(Dataset entries)
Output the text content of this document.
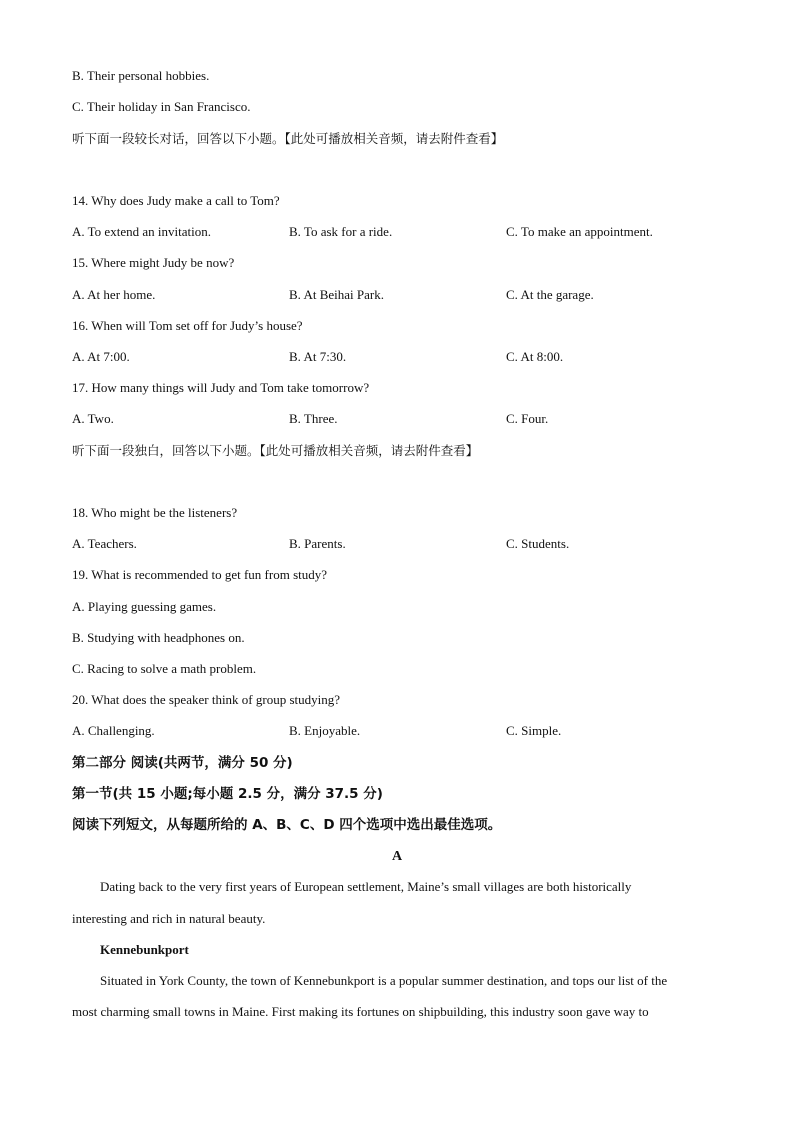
B. Their personal hobbies.
C. Their holiday in San Francisco.
听下面一段较长对话，回答以下小题。【此处可播放相关音频，请去附件查看】
14. Why does Judy make a call to Tom?
A. To extend an invitation.	B. To ask for a ride.	C. To make an appointment.
15. Where might Judy be now?
A. At her home.	B. At Beihai Park.	C. At the garage.
16. When will Tom set off for Judy’s house?
A. At 7:00.	B. At 7:30.	C. At 8:00.
17. How many things will Judy and Tom take tomorrow?
A. Two.	B. Three.	C. Four.
听下面一段独白，回答以下小题。【此处可播放相关音频，请去附件查看】
18. Who might be the listeners?
A. Teachers.	B. Parents.	C. Students.
19. What is recommended to get fun from study?
A. Playing guessing games.
B. Studying with headphones on.
C. Racing to solve a math problem.
20. What does the speaker think of group studying?
A. Challenging.	B. Enjoyable.	C. Simple.
第二部分 阅读(共两节，满分 50 分)
第一节(共 15 小题;每小题 2.5 分，满分 37.5 分)
阅读下列短文，从每题所给的 A、B、C、D 四个选项中选出最佳选项。
A
Dating back to the very first years of European settlement, Maine’s small villages are both historically
interesting and rich in natural beauty.
Kennebunkport
Situated in York County, the town of Kennebunkport is a popular summer destination, and tops our list of the
most charming small towns in Maine. First making its fortunes on shipbuilding, this industry soon gave way to
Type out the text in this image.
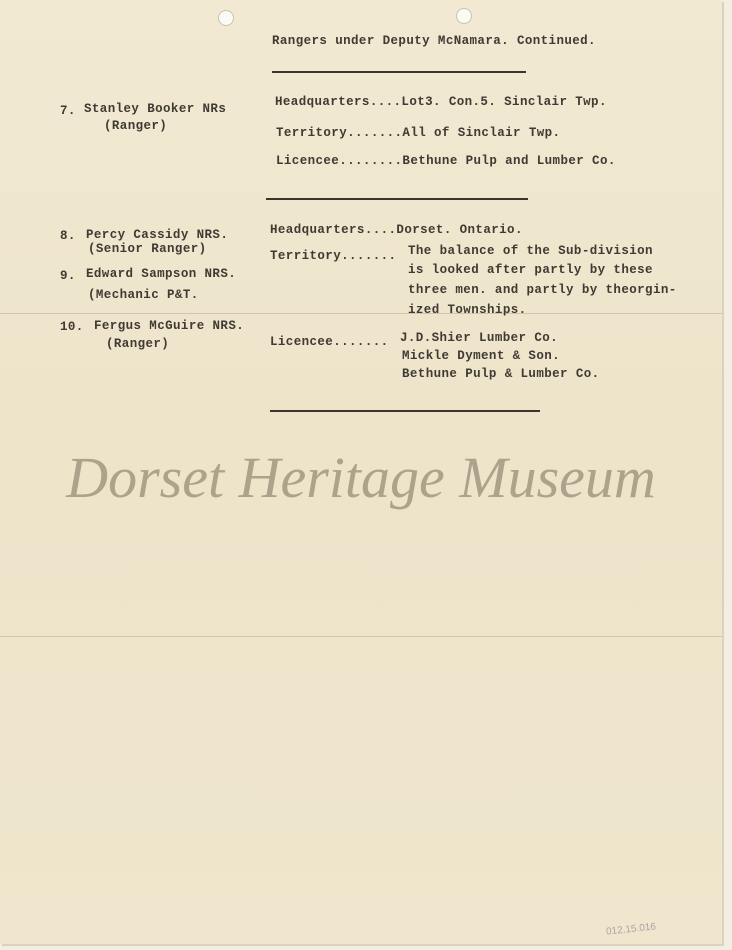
Rangers under Deputy McNamara. Continued.
7. Stanley Booker NRs
(Ranger)
Headquarters....Lot3. Con.5. Sinclair Twp.
Territory.......All of Sinclair Twp.
Licencee........Bethune Pulp and Lumber Co.
8. Percy Cassidy NRS.
(Senior Ranger)
9. Edward Sampson NRS.
(Mechanic P&T.
10. Fergus McGuire NRS.
(Ranger)
Headquarters....Dorset. Ontario.
Territory....... The balance of the Sub-division
is looked after partly by these
three men. and partly by theorgin-
ized Townships.
Licencee....... J.D.Shier Lumber Co.
Mickle Dyment & Son.
Bethune Pulp & Lumber Co.
Dorset Heritage Museum
012.15.016
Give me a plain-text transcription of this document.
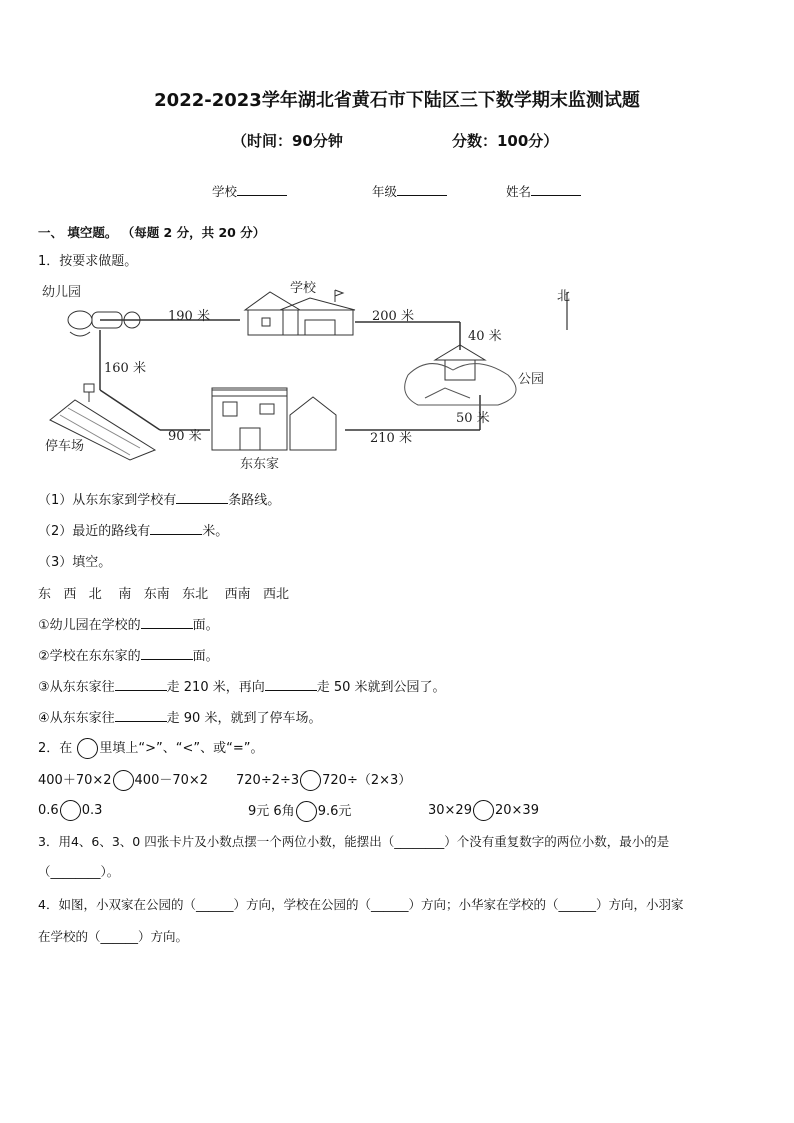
2022-2023学年湖北省黄石市下陆区三下数学期末监测试题
（时间：90分钟	分数：100分）
学校	年级	姓名
一、 填空题。 （每题 2 分，共 20 分）
1．按要求做题。
幼儿园	学校
北
公园
停车场
东东家
190 米	200 米
40 米
160 米
50 米
90 米	210 米
（1）从东东家到学校有	条路线。
（2）最近的路线有	米。
（3）填空。
东   西   北    南   东南   东北    西南   西北
①幼儿园在学校的	面。
②学校在东东家的	面。
③从东东家往	走 210 米，再向	走 50 米就到公园了。
④从东东家往	走 90 米，就到了停车场。
2．在 里填上“>”、“<”、或“=”。
400＋70×2 400－70×2 720÷2÷3 720÷（2×3）
0.6 0.3	9元 6角 9.6元	30×29 20×39
3．用4、6、3、0 四张卡片及小数点摆一个两位小数，能摆出（________）个没有重复数字的两位小数，最小的是
（________）。
4．如图，小双家在公园的（______）方向，学校在公园的（______）方向；小华家在学校的（______）方向，小羽家
在学校的（______）方向。
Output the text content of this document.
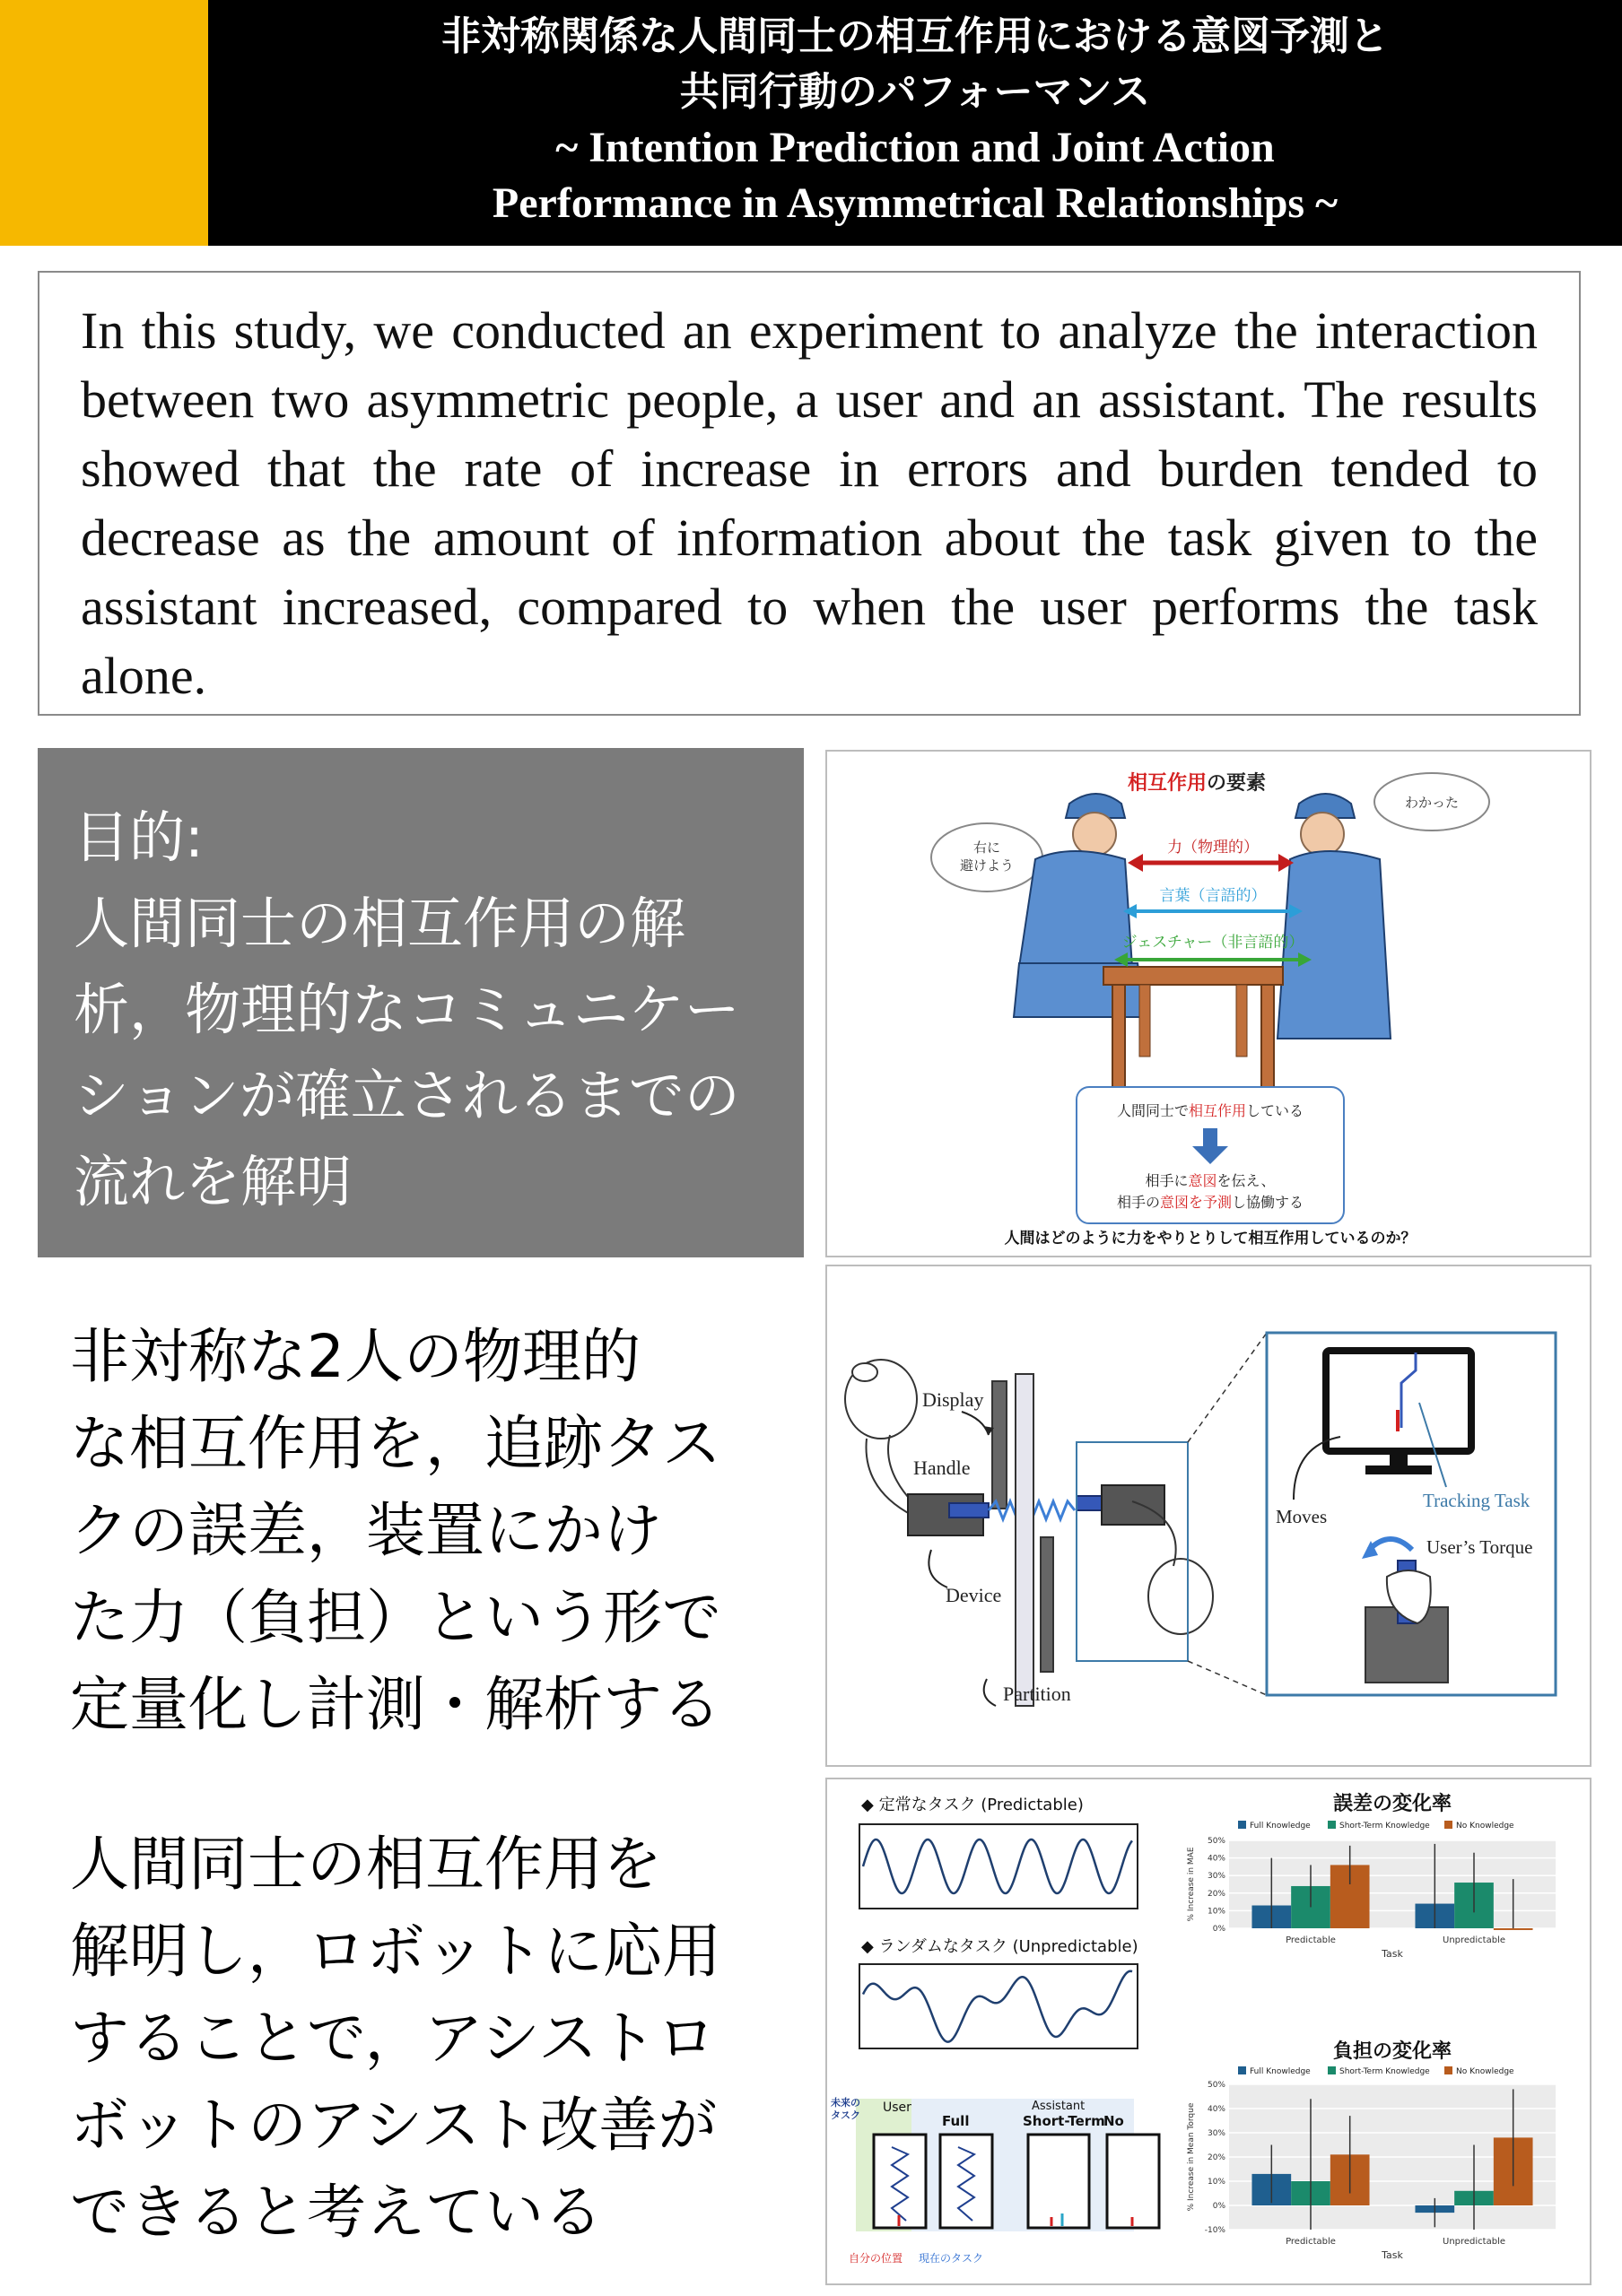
非対称関係な人間同士の相互作用における意図予測と
共同行動のパフォーマンス
~ Intention Prediction and Joint Action
Performance in Asymmetrical Relationships ~
In this study, we conducted an experiment to analyze the interaction between two asymmetric people, a user and an assistant. The results showed that the rate of increase in errors and burden tended to decrease as the amount of information about the task given to the assistant increased, compared to when the user performs the task alone.
目的:
人間同士の相互作用の解析，物理的なコミュニケーションが確立されるまでの流れを解明
非対称な2人の物理的
な相互作用を，追跡タス
クの誤差，装置にかけ
た力（負担）という形で
定量化し計測・解析する
人間同士の相互作用を
解明し，ロボットに応用
することで，アシストロ
ボットのアシスト改善が
できると考えている
相互作用の要素
右に
避けよう
わかった
力（物理的）
言葉（言語的）
ジェスチャー（非言語的）
人間同士で相互作用している
相手に意図を伝え、
相手の意図を予測し協働する
人間はどのように力をやりとりして相互作用しているのか？
Display
Handle
Device
Partition
Tracking Task
Moves
User’s Torque
◆ 定常なタスク (Predictable)
◆ ランダムなタスク (Unpredictable)
未来の
タスク
User	Assistant
Full	Short-Term
No
自分の位置 現在のタスク
誤差の変化率
Full Knowledge	Short-Term Knowledge	No Knowledge
0%
10%
20%
30%
40%
50%
Predictable	Unpredictable
Task
% Increase in MAE
負担の変化率
Full Knowledge	Short-Term Knowledge	No Knowledge
-10%
0%
10%
20%
30%
40%
50%
Predictable	Unpredictable
Task
% Increase in Mean Torque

What to produce ::
Gather up the lines containing the word "Territory" from these records and copy them.

Answer ::
Territory.......All of Sinclair Twp.
Territory....... The balance of the Sub-division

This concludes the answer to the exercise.